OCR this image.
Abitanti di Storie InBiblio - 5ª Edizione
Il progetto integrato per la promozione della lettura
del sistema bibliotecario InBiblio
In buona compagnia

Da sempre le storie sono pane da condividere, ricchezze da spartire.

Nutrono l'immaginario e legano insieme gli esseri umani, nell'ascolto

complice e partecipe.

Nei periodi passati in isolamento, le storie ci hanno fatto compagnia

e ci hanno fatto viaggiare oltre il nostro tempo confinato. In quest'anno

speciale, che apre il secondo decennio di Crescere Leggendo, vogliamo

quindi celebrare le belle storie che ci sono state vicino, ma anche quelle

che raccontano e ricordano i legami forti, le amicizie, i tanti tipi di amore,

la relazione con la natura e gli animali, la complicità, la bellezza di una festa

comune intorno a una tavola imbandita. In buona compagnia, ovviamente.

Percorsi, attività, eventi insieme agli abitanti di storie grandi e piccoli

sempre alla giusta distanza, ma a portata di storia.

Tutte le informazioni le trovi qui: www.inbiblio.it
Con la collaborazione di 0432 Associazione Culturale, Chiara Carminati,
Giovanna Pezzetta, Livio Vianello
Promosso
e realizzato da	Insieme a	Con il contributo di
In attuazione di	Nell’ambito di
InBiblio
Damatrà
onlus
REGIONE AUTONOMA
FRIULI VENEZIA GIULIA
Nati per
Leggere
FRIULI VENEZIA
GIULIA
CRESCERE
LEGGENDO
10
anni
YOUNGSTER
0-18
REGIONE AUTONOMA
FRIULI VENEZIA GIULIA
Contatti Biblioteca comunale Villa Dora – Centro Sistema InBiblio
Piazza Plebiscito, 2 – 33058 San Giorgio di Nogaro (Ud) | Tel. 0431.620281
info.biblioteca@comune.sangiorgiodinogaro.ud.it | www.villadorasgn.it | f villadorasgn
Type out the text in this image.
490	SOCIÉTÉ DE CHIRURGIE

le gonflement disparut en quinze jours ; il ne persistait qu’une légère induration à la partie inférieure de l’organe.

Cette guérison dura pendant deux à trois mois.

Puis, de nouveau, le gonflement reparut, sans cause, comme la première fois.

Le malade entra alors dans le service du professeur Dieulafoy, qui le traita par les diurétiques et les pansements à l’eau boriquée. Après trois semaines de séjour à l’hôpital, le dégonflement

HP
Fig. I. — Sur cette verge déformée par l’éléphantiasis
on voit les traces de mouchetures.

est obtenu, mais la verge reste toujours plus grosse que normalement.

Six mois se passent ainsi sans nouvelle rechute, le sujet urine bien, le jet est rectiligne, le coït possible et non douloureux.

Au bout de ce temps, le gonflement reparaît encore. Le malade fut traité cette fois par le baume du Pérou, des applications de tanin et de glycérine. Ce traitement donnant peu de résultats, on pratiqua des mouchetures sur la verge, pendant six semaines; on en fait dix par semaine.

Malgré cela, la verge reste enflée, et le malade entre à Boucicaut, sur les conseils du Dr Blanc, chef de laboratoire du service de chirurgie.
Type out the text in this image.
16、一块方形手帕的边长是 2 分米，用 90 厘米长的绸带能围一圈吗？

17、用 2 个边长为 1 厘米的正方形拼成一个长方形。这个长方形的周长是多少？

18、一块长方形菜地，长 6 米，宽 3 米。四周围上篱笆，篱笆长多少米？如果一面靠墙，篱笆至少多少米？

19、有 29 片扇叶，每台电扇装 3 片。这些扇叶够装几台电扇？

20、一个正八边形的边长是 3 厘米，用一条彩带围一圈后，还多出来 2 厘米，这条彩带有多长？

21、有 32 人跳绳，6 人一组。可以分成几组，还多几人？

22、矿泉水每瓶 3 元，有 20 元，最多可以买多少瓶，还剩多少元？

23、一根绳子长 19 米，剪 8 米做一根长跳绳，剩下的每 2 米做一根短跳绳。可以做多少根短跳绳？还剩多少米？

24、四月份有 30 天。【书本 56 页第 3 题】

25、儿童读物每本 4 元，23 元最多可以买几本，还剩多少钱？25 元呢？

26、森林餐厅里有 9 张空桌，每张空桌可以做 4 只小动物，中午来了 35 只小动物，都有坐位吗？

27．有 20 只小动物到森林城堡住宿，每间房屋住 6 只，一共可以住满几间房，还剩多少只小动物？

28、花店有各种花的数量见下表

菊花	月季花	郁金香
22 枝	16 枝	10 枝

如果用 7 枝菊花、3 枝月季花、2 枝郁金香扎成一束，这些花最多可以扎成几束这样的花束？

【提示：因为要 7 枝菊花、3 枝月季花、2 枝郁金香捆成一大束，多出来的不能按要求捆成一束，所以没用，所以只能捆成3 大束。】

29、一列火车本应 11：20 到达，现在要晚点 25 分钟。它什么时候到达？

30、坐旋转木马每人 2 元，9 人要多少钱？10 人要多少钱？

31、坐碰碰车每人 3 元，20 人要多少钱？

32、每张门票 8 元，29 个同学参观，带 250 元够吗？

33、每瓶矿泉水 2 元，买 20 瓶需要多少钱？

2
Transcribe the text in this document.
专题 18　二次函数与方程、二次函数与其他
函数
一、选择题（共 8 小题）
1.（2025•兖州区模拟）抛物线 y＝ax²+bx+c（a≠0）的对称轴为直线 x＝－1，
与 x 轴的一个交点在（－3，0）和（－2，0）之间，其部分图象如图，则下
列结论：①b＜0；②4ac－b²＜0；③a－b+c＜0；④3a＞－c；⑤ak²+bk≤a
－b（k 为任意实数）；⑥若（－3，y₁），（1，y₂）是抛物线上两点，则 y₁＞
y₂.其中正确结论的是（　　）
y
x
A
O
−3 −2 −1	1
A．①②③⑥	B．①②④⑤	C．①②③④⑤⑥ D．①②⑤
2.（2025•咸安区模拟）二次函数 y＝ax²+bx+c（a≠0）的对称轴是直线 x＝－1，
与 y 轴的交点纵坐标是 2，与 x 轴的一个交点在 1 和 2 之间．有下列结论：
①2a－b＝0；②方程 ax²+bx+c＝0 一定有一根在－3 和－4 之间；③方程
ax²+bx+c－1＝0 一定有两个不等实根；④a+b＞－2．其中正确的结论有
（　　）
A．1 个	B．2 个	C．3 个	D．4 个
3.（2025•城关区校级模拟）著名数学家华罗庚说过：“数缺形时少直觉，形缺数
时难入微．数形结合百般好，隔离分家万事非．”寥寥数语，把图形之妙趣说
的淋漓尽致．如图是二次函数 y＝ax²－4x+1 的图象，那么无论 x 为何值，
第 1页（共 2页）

--------------------

Repeat word for word every line from the one that holds "Transcribe the text in this document." to the end. Both ends count.

# Solution to this problem
Transcribe the text in this document.
专题 18　二次函数与方程、二次函数与其他
函数
一、选择题（共 8 小题）
1.（2025•兖州区模拟）抛物线 y＝ax²+bx+c（a≠0）的对称轴为直线 x＝－1，
与 x 轴的一个交点在（－3，0）和（－2，0）之间，其部分图象如图，则下
列结论：①b＜0；②4ac－b²＜0；③a－b+c＜0；④3a＞－c；⑤ak²+bk≤a
－b（k 为任意实数）；⑥若（－3，y₁），（1，y₂）是抛物线上两点，则 y₁＞
y₂.其中正确结论的是（　　）
y
x
A
O
−3 −2 −1	1
A．①②③⑥	B．①②④⑤	C．①②③④⑤⑥ D．①②⑤
2.（2025•咸安区模拟）二次函数 y＝ax²+bx+c（a≠0）的对称轴是直线 x＝－1，
与 y 轴的交点纵坐标是 2，与 x 轴的一个交点在 1 和 2 之间．有下列结论：
①2a－b＝0；②方程 ax²+bx+c＝0 一定有一根在－3 和－4 之间；③方程
ax²+bx+c－1＝0 一定有两个不等实根；④a+b＞－2．其中正确的结论有
（　　）
A．1 个	B．2 个	C．3 个	D．4 个
3.（2025•城关区校级模拟）著名数学家华罗庚说过：“数缺形时少直觉，形缺数
时难入微．数形结合百般好，隔离分家万事非．”寥寥数语，把图形之妙趣说
的淋漓尽致．如图是二次函数 y＝ax²－4x+1 的图象，那么无论 x 为何值，
第 1页（共 2页）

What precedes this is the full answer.